What the task asks:
Copy down every line where the string "title" shows up.

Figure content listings
※ ※ ※
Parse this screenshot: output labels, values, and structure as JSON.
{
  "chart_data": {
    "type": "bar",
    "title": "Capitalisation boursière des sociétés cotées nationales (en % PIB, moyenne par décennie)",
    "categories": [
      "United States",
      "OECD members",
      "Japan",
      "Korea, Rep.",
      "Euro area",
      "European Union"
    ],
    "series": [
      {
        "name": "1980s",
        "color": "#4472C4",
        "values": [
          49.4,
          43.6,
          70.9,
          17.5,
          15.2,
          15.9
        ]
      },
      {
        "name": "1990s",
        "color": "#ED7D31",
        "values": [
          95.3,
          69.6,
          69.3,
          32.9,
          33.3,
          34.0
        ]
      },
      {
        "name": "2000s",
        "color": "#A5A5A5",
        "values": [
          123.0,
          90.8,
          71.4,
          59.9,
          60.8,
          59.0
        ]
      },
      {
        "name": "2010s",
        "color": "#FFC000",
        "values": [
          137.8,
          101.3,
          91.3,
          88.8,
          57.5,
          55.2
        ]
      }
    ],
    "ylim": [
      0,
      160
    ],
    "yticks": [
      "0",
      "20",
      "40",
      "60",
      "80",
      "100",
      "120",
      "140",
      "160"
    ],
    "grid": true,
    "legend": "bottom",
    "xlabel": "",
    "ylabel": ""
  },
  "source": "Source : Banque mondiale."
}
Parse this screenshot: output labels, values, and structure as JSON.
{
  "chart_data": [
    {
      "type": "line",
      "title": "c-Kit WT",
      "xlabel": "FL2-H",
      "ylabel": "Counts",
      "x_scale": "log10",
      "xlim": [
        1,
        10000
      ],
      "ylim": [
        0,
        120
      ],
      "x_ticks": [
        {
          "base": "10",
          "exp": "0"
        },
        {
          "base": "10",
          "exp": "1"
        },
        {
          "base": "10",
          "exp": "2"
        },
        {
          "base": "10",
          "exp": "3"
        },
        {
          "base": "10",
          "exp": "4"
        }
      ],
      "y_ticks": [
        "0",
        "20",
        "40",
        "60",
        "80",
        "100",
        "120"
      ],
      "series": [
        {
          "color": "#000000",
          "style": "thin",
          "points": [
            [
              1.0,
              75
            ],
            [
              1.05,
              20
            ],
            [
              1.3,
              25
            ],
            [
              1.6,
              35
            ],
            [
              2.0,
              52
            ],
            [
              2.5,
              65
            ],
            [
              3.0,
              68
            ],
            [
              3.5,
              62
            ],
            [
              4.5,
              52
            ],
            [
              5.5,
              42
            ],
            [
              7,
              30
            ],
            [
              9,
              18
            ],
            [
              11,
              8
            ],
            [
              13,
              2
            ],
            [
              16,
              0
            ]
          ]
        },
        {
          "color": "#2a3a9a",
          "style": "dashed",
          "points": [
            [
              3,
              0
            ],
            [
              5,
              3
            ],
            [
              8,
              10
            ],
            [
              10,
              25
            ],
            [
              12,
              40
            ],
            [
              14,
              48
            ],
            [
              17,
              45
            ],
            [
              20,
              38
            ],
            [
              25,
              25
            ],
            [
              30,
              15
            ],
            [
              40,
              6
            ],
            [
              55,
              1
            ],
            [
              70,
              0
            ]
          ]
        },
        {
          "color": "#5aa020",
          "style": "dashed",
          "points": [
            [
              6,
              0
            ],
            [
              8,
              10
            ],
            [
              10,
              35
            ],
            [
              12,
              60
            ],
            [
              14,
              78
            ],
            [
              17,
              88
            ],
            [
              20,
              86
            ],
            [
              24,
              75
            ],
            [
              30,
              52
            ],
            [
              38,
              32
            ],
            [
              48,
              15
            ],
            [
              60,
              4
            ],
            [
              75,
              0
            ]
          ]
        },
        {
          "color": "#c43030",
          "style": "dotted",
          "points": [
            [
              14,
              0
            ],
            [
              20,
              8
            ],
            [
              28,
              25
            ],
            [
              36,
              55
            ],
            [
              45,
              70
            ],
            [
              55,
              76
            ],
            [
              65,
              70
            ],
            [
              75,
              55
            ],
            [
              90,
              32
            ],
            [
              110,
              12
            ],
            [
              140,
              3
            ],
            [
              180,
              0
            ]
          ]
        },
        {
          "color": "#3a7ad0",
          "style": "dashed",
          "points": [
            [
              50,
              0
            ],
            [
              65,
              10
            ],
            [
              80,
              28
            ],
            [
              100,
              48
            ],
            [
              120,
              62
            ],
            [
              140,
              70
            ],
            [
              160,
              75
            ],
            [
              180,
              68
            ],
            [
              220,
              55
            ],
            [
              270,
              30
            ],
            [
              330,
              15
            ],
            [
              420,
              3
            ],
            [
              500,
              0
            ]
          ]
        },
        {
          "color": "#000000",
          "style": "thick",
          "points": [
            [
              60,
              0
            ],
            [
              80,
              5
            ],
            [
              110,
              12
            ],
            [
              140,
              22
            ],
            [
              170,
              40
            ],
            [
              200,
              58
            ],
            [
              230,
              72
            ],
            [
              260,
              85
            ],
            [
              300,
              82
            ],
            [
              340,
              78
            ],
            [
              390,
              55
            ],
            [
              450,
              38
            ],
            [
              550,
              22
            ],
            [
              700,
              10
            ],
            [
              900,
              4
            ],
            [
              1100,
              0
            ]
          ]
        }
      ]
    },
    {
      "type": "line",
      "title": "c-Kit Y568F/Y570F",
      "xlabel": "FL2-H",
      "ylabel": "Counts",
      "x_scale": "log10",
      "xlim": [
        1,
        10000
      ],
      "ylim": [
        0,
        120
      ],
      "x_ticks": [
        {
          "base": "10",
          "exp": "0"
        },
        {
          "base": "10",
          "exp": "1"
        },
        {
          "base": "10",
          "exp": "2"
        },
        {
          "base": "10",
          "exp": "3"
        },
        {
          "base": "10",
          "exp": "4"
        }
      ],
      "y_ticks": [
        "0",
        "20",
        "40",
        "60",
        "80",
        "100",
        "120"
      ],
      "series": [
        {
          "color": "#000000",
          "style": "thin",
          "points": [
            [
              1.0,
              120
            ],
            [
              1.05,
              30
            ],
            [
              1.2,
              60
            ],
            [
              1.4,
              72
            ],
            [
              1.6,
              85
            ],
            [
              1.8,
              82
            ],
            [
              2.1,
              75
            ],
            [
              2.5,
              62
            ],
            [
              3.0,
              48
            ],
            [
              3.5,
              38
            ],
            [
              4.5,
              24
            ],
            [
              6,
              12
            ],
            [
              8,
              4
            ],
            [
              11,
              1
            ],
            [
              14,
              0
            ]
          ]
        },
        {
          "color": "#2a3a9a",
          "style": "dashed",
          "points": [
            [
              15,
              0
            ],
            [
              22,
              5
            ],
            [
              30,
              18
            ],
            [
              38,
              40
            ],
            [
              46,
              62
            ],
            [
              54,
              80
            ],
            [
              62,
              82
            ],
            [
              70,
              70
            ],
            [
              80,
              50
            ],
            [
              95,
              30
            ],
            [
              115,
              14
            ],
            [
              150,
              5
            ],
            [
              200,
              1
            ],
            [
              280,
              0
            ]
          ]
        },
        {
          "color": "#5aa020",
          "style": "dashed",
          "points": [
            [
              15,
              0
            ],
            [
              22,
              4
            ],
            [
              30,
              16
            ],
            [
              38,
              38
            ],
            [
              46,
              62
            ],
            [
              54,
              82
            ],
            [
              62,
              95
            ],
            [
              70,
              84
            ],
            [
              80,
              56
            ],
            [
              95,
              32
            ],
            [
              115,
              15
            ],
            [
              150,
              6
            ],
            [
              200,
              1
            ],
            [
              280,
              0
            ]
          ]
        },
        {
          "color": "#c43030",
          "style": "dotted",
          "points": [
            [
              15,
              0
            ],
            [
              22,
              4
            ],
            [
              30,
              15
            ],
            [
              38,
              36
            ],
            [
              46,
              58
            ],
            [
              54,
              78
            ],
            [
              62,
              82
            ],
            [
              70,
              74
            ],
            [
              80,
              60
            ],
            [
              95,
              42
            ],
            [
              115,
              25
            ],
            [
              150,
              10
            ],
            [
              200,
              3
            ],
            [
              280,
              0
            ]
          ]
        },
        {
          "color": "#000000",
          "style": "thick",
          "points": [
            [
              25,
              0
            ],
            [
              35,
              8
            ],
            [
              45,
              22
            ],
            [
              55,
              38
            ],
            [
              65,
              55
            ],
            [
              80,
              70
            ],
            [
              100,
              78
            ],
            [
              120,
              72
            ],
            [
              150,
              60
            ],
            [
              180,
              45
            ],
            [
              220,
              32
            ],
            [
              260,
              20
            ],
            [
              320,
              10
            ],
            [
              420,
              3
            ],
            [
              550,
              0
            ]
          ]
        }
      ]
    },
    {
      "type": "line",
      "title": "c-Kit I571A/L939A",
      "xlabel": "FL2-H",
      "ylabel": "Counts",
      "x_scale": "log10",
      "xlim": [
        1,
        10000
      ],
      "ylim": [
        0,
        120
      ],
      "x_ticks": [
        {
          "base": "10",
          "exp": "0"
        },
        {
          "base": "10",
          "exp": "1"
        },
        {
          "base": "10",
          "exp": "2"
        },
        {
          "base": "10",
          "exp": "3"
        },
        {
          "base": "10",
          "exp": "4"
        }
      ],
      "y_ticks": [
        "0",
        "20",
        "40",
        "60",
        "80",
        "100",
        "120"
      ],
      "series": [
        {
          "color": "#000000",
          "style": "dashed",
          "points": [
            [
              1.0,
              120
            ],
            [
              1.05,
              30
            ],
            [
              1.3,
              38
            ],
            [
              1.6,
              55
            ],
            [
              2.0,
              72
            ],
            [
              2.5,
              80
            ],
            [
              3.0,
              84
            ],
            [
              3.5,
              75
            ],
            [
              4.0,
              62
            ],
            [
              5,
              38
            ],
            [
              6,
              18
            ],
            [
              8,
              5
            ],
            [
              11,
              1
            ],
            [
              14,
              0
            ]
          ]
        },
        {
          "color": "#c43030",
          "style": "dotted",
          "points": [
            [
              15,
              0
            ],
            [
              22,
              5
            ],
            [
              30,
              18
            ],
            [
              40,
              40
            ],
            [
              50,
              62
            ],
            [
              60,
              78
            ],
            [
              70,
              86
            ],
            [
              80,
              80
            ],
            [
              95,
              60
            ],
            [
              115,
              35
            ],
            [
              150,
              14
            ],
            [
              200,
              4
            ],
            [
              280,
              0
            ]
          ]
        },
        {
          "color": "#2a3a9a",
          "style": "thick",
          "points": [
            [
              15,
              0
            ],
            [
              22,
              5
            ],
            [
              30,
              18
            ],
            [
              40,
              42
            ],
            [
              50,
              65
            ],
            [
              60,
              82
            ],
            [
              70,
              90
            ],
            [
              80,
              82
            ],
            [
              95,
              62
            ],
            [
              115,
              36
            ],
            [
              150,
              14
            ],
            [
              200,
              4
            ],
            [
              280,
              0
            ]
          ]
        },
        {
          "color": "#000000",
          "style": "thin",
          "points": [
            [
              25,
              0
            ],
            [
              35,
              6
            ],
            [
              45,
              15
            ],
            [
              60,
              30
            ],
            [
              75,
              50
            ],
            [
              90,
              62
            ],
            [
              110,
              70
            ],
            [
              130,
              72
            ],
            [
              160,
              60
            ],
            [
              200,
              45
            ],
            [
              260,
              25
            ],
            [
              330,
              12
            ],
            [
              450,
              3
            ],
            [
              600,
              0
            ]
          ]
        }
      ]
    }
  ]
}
※ ※ ※
The solution:
    "title": "Capitalisation boursière des sociétés cotées nationales (en % PIB, moyenne par décennie)",
      "title": "c-Kit WT",
      "title": "c-Kit Y568F/Y570F",
      "title": "c-Kit I571A/L939A",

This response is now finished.